## Provided entries
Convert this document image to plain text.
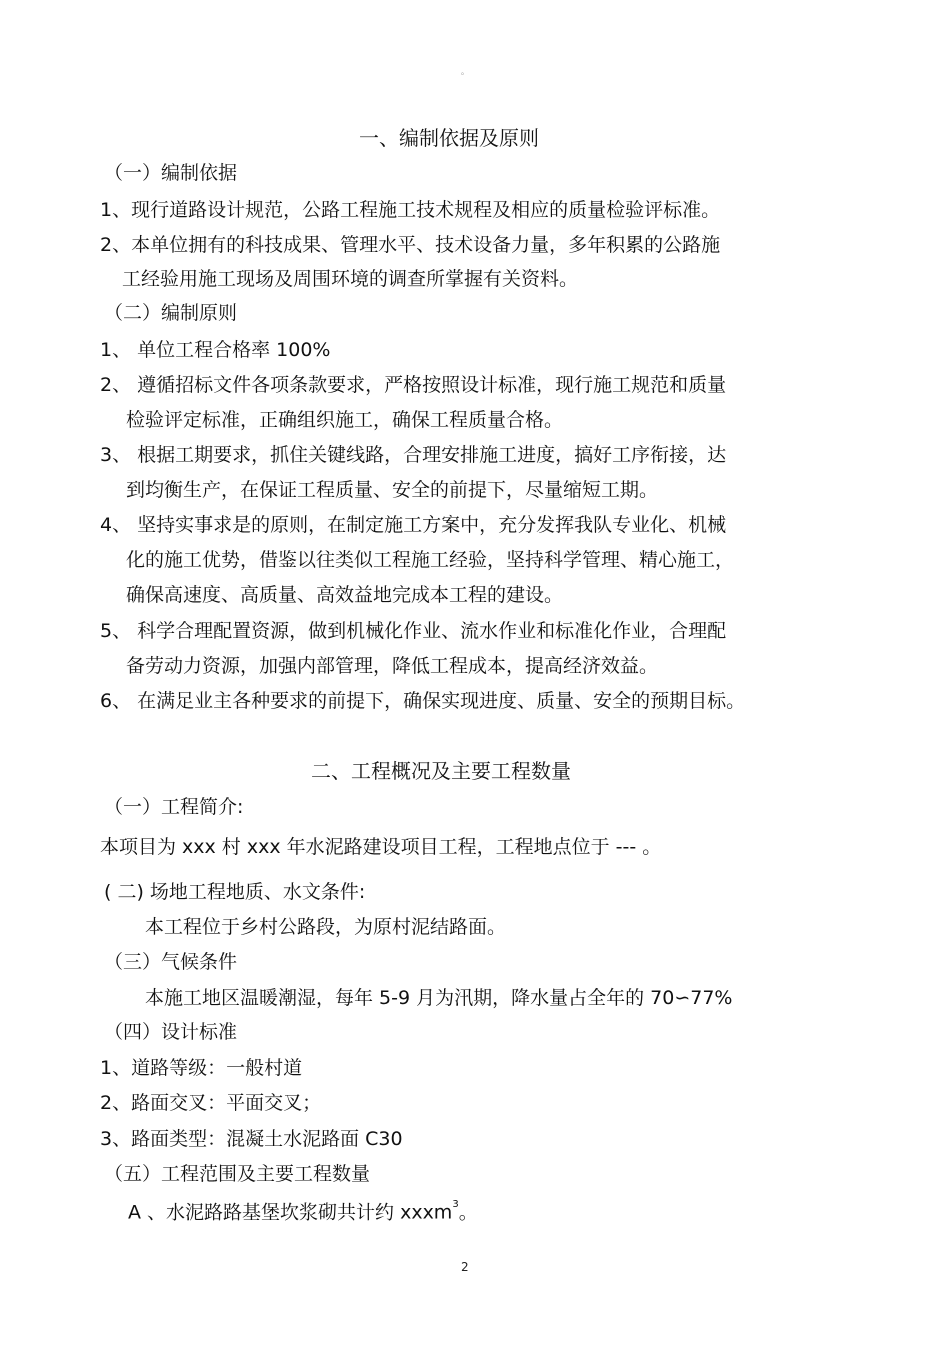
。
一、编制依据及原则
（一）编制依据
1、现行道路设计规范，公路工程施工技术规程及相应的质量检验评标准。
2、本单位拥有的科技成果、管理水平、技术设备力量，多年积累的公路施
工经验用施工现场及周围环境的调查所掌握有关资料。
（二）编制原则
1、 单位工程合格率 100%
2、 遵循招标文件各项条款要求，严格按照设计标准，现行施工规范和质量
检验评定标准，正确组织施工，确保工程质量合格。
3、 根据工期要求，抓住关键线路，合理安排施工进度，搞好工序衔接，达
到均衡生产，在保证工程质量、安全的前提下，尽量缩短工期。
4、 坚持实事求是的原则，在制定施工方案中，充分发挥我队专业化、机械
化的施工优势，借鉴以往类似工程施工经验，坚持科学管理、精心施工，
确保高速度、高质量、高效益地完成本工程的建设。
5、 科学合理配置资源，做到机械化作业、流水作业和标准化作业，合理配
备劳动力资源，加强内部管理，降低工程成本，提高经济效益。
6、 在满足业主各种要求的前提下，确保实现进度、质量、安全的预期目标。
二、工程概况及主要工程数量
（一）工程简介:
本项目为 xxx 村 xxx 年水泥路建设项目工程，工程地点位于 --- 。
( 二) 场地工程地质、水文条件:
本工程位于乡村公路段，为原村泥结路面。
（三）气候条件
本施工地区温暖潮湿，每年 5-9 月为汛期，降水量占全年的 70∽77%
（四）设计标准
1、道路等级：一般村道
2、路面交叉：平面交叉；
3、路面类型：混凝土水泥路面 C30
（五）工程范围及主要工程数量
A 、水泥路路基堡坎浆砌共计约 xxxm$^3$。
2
---
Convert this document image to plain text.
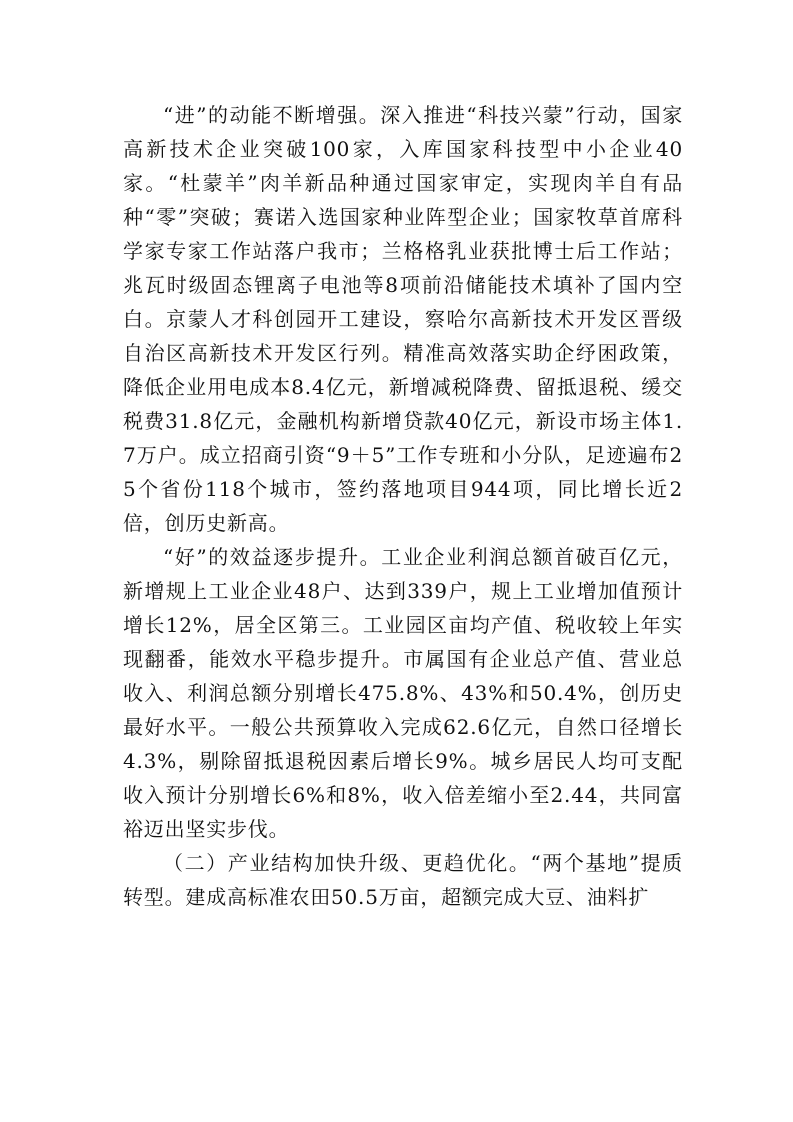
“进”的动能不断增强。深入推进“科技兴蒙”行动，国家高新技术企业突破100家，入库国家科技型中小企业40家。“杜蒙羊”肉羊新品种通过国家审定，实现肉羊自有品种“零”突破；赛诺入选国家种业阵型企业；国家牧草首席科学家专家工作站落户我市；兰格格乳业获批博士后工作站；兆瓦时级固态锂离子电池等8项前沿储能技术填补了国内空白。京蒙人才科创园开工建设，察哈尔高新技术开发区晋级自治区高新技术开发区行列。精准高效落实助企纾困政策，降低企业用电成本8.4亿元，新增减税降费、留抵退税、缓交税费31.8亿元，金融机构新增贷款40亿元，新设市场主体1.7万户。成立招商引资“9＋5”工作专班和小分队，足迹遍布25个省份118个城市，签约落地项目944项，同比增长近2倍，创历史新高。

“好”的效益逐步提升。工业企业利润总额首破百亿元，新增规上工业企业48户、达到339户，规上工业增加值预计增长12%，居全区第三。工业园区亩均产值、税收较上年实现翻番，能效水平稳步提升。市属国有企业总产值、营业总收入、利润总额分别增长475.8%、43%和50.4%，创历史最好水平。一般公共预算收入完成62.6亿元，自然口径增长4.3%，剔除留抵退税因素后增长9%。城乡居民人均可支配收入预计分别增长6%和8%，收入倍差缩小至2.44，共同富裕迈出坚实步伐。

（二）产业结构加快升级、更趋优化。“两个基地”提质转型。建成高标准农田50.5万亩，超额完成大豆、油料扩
---
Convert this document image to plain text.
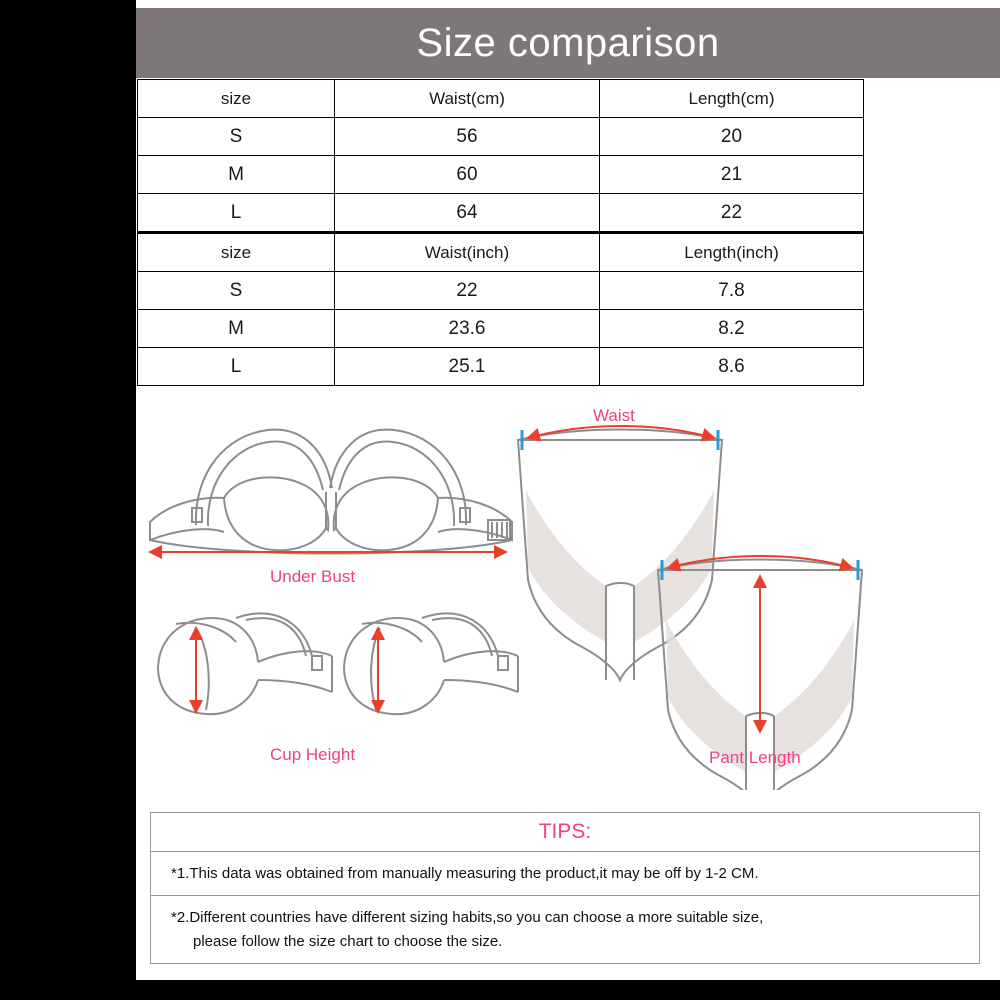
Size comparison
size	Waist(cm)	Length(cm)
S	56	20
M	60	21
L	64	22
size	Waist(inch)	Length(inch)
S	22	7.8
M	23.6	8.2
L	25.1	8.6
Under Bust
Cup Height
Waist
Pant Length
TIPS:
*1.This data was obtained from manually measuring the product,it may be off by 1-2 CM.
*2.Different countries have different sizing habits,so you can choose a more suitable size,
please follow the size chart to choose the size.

## What you are asked to do
Search the entries for the string "Length" and collect each line that has it.

## Full output
size	Waist(cm)	Length(cm)
size	Waist(inch)	Length(inch)
Pant Length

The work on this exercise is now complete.